■ WHAT IS ASKED
Only a number is expected: how many lines in the data below contain the word "бюджетов".

+++ RECORD EXCERPTS

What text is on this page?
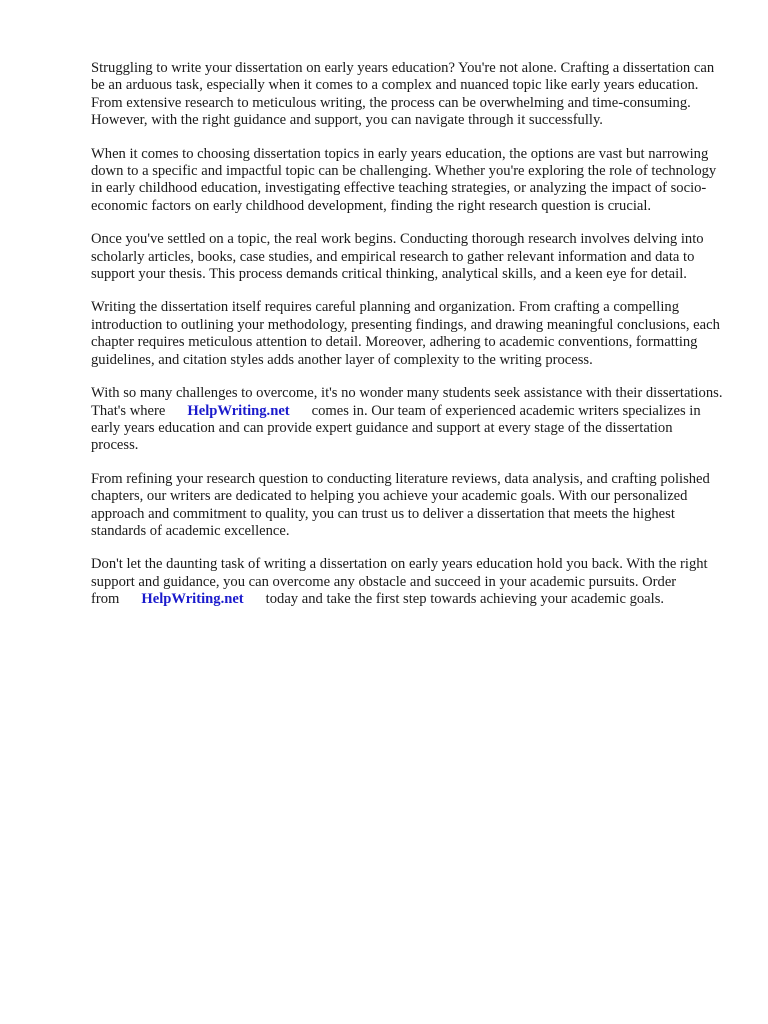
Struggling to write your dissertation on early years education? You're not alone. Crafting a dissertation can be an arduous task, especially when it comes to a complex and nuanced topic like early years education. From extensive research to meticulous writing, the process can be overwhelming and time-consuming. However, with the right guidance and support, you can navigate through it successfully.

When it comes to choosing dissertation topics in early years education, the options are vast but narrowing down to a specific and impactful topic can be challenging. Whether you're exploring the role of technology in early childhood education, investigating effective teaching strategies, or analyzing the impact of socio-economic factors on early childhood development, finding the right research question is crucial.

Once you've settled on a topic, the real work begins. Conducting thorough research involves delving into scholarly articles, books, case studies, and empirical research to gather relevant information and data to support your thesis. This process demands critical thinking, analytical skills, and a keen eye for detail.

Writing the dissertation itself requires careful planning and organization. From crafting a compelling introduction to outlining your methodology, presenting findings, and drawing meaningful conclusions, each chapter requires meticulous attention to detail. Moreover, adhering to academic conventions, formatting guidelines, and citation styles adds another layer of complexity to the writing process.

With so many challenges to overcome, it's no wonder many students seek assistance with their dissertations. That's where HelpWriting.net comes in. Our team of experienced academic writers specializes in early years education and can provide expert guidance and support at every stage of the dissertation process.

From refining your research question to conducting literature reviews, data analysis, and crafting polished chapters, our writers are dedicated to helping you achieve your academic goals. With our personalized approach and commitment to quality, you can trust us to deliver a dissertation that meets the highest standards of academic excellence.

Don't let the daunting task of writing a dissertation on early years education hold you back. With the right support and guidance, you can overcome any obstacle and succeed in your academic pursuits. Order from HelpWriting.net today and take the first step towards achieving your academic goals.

++++++
+++ RECORD EXCERPTS

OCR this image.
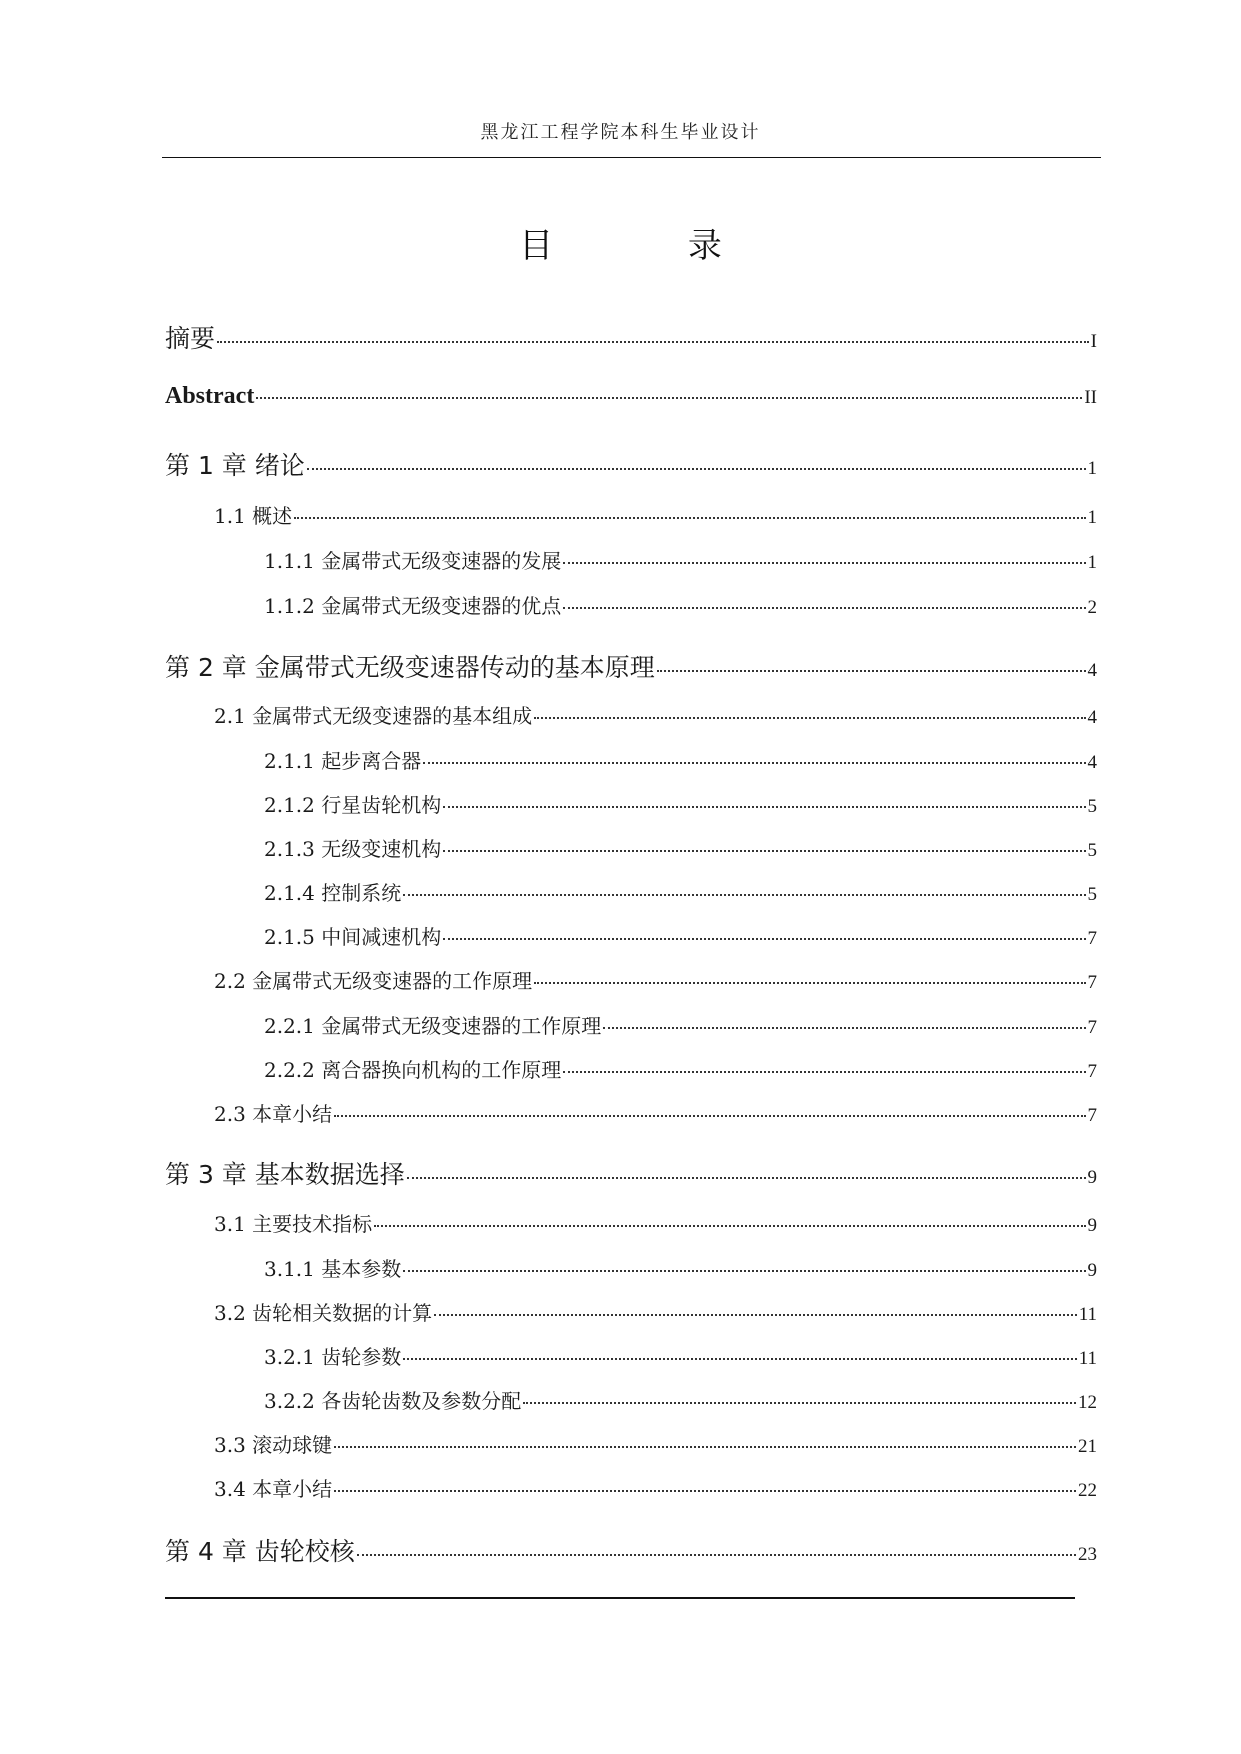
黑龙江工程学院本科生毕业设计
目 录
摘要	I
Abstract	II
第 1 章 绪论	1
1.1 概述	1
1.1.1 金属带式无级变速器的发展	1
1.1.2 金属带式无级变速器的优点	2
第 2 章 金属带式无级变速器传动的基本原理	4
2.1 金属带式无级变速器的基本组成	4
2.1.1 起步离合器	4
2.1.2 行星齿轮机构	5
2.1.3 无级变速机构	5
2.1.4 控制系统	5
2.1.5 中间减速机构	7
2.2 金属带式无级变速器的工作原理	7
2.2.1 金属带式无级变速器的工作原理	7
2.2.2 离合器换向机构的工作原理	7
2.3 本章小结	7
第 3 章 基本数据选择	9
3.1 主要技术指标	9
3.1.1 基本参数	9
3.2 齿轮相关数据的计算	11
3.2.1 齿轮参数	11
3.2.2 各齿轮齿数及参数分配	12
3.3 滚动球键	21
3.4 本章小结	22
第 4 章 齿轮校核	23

++++++
+++ RECORD EXCERPTS

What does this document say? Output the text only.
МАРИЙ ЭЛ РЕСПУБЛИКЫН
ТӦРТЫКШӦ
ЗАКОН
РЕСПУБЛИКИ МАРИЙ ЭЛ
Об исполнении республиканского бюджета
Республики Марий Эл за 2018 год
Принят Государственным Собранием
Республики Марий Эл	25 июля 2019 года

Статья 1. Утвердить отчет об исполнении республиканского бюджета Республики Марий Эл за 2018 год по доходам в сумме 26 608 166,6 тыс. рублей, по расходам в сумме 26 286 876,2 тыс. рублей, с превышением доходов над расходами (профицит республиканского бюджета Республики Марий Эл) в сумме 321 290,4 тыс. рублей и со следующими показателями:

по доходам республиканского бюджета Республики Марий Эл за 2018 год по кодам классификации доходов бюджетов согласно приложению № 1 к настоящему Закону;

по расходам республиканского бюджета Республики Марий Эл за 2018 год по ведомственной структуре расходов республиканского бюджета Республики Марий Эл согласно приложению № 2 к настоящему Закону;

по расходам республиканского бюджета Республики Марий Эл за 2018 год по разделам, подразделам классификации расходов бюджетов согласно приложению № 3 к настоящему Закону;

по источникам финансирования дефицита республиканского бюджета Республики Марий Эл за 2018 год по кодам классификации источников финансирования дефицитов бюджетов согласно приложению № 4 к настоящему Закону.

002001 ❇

++++++

■ OUTPUT
3